— start of Extracted entries —
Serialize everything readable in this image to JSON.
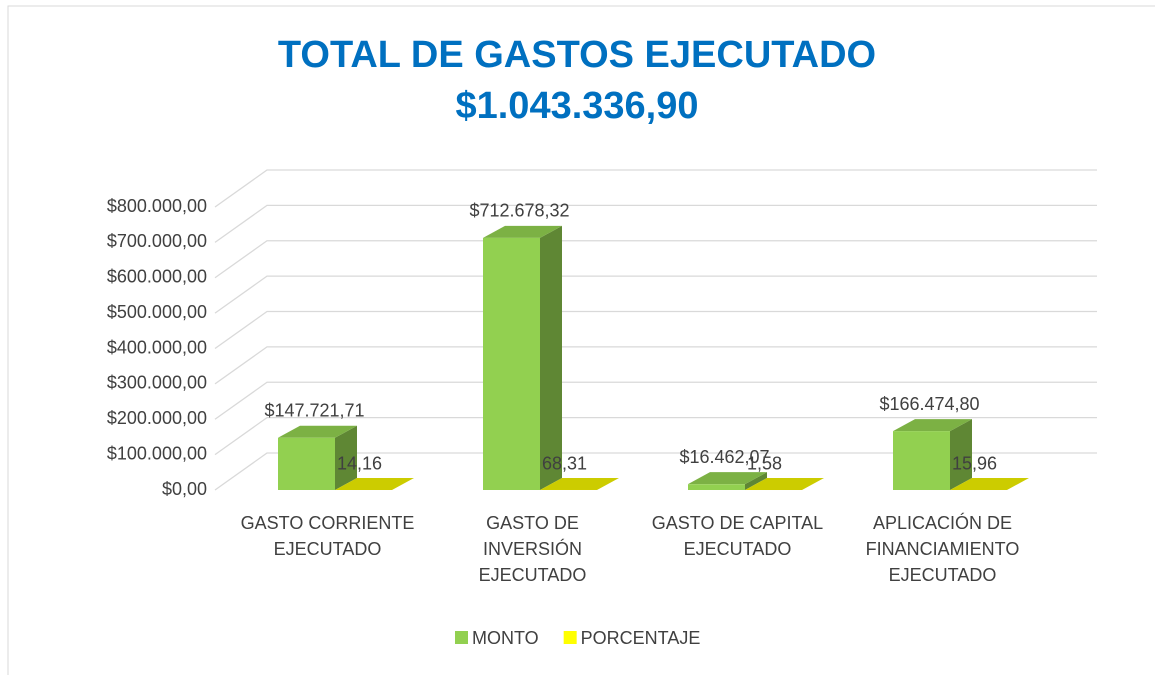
{
  "chart_data": {
    "type": "bar3d",
    "title": "TOTAL DE GASTOS EJECUTADO",
    "subtitle": "$1.043.336,90",
    "categories": [
      "GASTO CORRIENTE EJECUTADO",
      "GASTO DE INVERSIÓN EJECUTADO",
      "GASTO DE CAPITAL EJECUTADO",
      "APLICACIÓN DE FINANCIAMIENTO EJECUTADO"
    ],
    "series": [
      {
        "name": "MONTO",
        "color": "#92d050",
        "values": [
          147721.71,
          712678.32,
          16462.07,
          166474.8
        ],
        "value_labels": [
          "$147.721,71",
          "$712.678,32",
          "$16.462,07",
          "$166.474,80"
        ]
      },
      {
        "name": "PORCENTAJE",
        "color": "#ffff00",
        "values": [
          14.16,
          68.31,
          1.58,
          15.96
        ],
        "value_labels": [
          "14,16",
          "68,31",
          "1,58",
          "15,96"
        ]
      }
    ],
    "ylim": [
      0,
      800000
    ],
    "yticks": [
      {
        "value": 0,
        "label": "$0,00"
      },
      {
        "value": 100000,
        "label": "$100.000,00"
      },
      {
        "value": 200000,
        "label": "$200.000,00"
      },
      {
        "value": 300000,
        "label": "$300.000,00"
      },
      {
        "value": 400000,
        "label": "$400.000,00"
      },
      {
        "value": 500000,
        "label": "$500.000,00"
      },
      {
        "value": 600000,
        "label": "$600.000,00"
      },
      {
        "value": 700000,
        "label": "$700.000,00"
      },
      {
        "value": 800000,
        "label": "$800.000,00"
      }
    ],
    "grid": true,
    "legend": "bottom"
  }
}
— end of Extracted entries —
Transcribe the listing in full. Omit the pictures and keep every line exact.

- [Result for this exercise]
Serialize everything readable in this image to JSON.
{
  "chart_data": {
    "type": "bar3d",
    "title": "TOTAL DE GASTOS EJECUTADO",
    "subtitle": "$1.043.336,90",
    "categories": [
      "GASTO CORRIENTE EJECUTADO",
      "GASTO DE INVERSIÓN EJECUTADO",
      "GASTO DE CAPITAL EJECUTADO",
      "APLICACIÓN DE FINANCIAMIENTO EJECUTADO"
    ],
    "series": [
      {
        "name": "MONTO",
        "color": "#92d050",
        "values": [
          147721.71,
          712678.32,
          16462.07,
          166474.8
        ],
        "value_labels": [
          "$147.721,71",
          "$712.678,32",
          "$16.462,07",
          "$166.474,80"
        ]
      },
      {
        "name": "PORCENTAJE",
        "color": "#ffff00",
        "values": [
          14.16,
          68.31,
          1.58,
          15.96
        ],
        "value_labels": [
          "14,16",
          "68,31",
          "1,58",
          "15,96"
        ]
      }
    ],
    "ylim": [
      0,
      800000
    ],
    "yticks": [
      {
        "value": 0,
        "label": "$0,00"
      },
      {
        "value": 100000,
        "label": "$100.000,00"
      },
      {
        "value": 200000,
        "label": "$200.000,00"
      },
      {
        "value": 300000,
        "label": "$300.000,00"
      },
      {
        "value": 400000,
        "label": "$400.000,00"
      },
      {
        "value": 500000,
        "label": "$500.000,00"
      },
      {
        "value": 600000,
        "label": "$600.000,00"
      },
      {
        "value": 700000,
        "label": "$700.000,00"
      },
      {
        "value": 800000,
        "label": "$800.000,00"
      }
    ],
    "grid": true,
    "legend": "bottom"
  }
}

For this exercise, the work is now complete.